The task: Which lines hold the word "Holborn"? Copy each one.

Data extract:
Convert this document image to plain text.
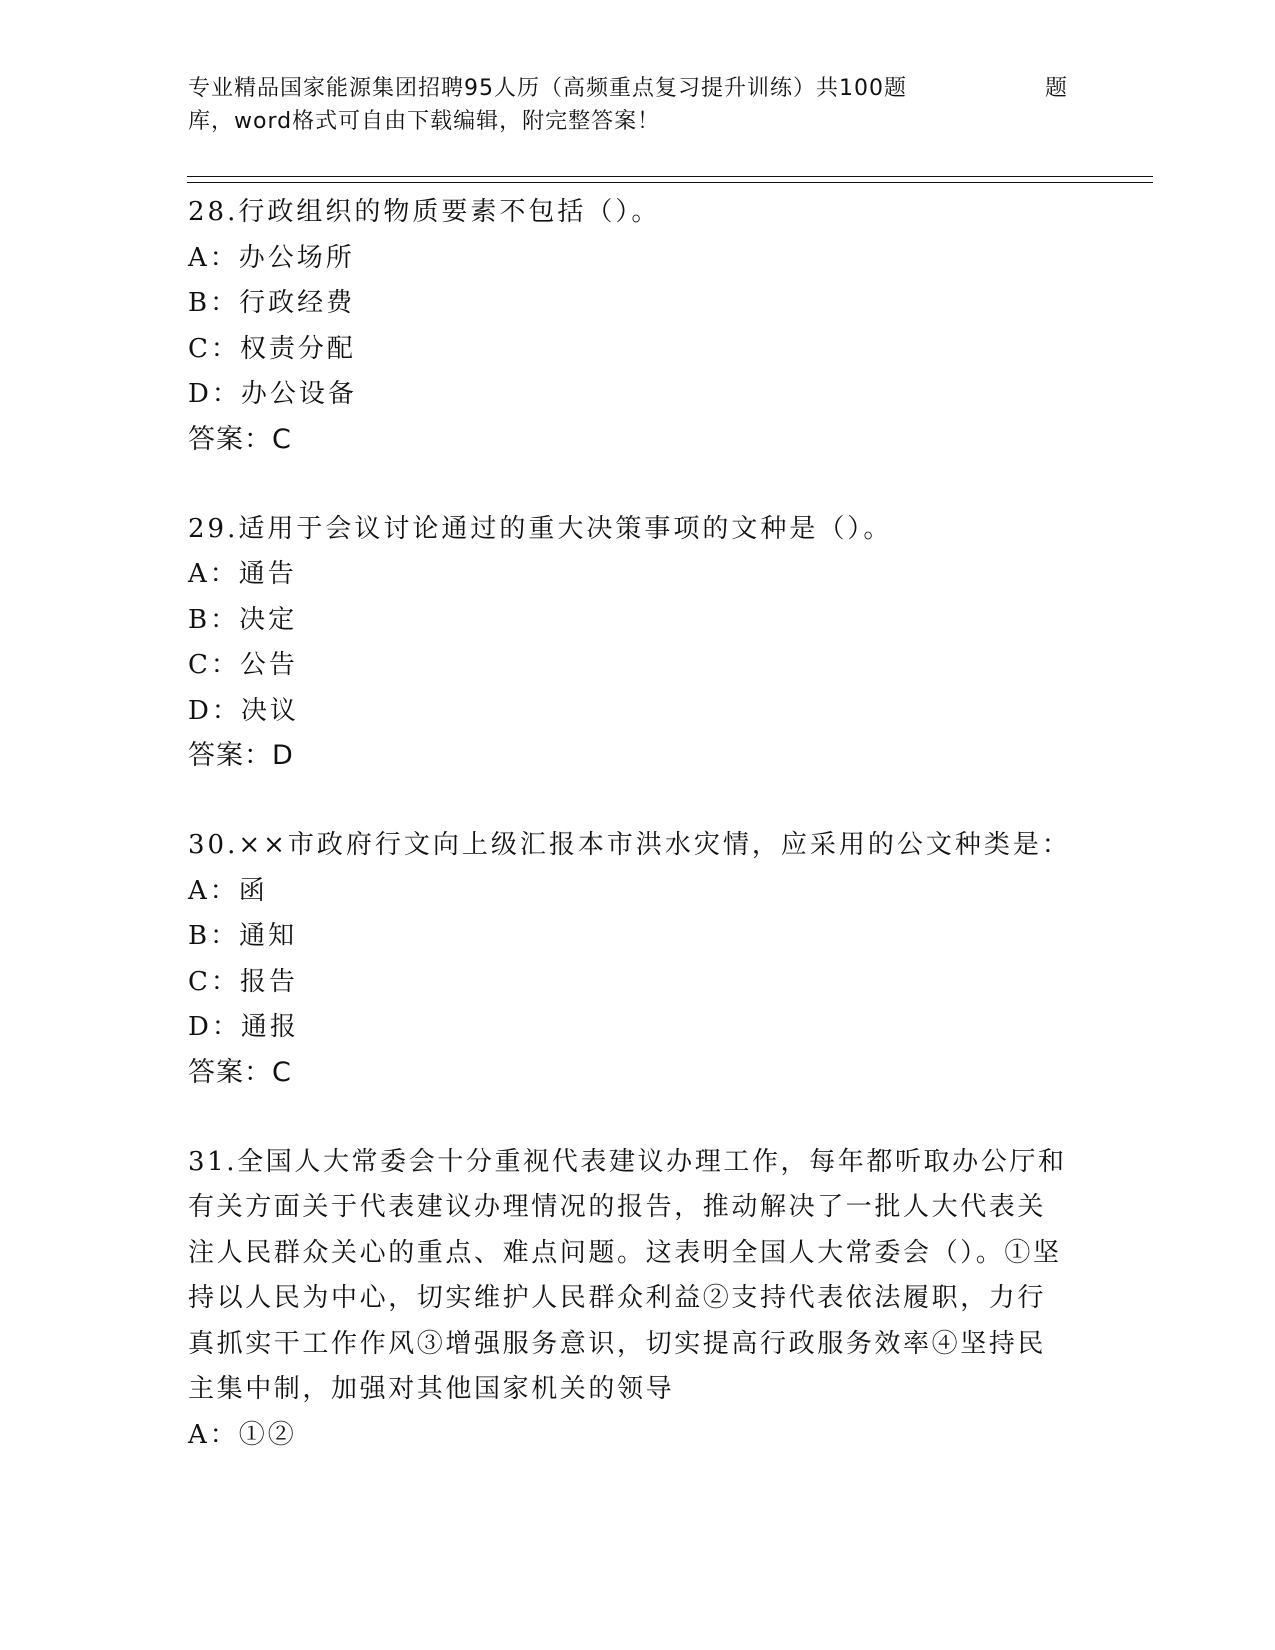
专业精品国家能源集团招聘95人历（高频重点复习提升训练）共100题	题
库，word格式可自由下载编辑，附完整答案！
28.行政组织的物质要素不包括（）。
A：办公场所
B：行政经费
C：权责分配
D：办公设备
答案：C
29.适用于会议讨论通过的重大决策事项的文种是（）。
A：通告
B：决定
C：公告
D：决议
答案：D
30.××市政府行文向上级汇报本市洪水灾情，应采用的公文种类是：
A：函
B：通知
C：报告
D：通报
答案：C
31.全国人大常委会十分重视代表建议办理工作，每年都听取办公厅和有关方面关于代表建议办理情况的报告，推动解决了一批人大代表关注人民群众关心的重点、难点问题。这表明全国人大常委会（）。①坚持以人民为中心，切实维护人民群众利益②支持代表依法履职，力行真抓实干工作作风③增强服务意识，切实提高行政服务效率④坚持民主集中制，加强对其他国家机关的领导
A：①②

...

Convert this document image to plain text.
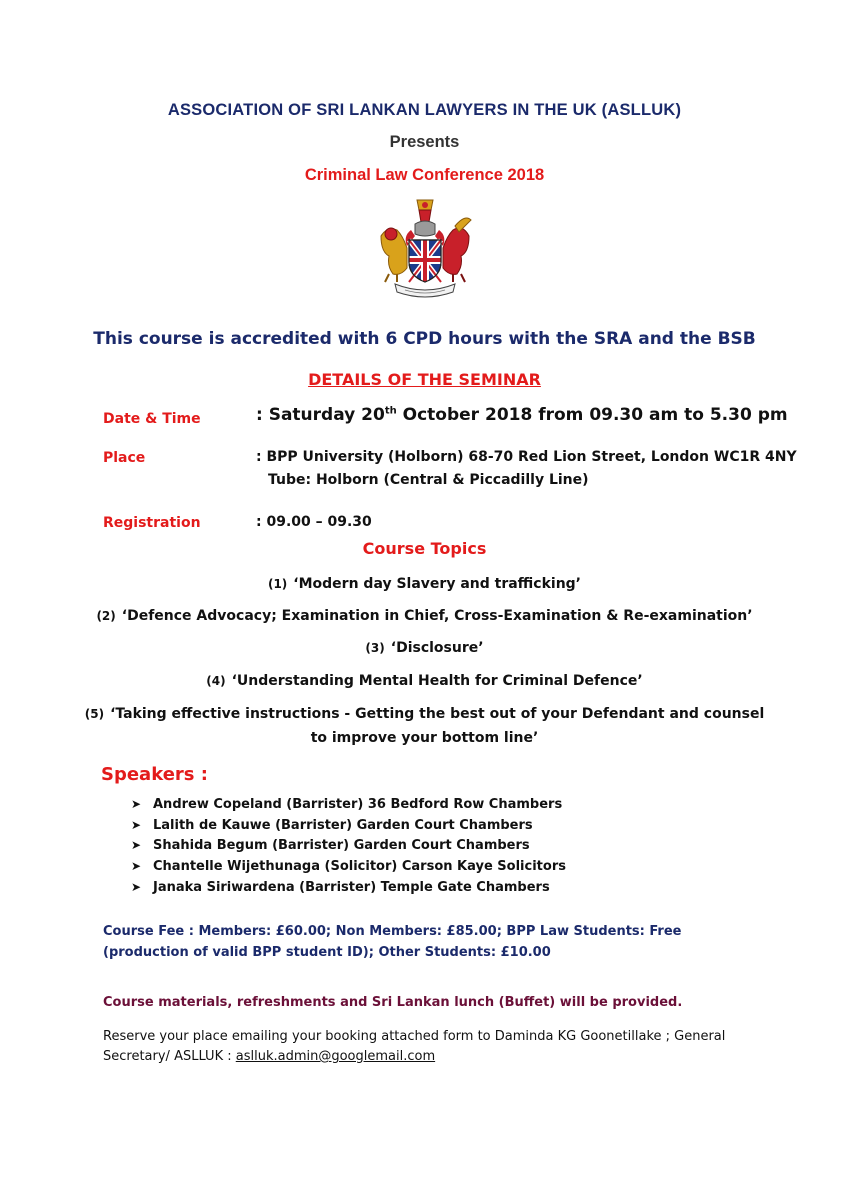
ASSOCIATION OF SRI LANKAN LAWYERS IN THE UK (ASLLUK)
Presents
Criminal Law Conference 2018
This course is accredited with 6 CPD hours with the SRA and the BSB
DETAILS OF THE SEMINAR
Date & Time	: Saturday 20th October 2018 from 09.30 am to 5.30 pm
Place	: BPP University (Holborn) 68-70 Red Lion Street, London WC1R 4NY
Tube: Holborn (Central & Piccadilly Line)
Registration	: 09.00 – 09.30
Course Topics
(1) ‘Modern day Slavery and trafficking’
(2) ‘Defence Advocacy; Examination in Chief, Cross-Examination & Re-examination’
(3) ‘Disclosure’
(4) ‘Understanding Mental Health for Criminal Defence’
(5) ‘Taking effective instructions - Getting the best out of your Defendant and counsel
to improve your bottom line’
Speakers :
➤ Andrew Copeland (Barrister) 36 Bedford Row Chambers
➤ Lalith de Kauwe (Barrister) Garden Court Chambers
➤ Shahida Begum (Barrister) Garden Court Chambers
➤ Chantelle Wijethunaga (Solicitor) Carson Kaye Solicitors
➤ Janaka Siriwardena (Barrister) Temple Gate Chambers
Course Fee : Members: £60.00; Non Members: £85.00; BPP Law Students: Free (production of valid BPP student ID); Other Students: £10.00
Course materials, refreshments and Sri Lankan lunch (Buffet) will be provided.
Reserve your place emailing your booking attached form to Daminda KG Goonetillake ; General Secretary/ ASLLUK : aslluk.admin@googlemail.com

Worked answer:
Place	: BPP University (Holborn) 68-70 Red Lion Street, London WC1R 4NY
Tube: Holborn (Central & Piccadilly Line)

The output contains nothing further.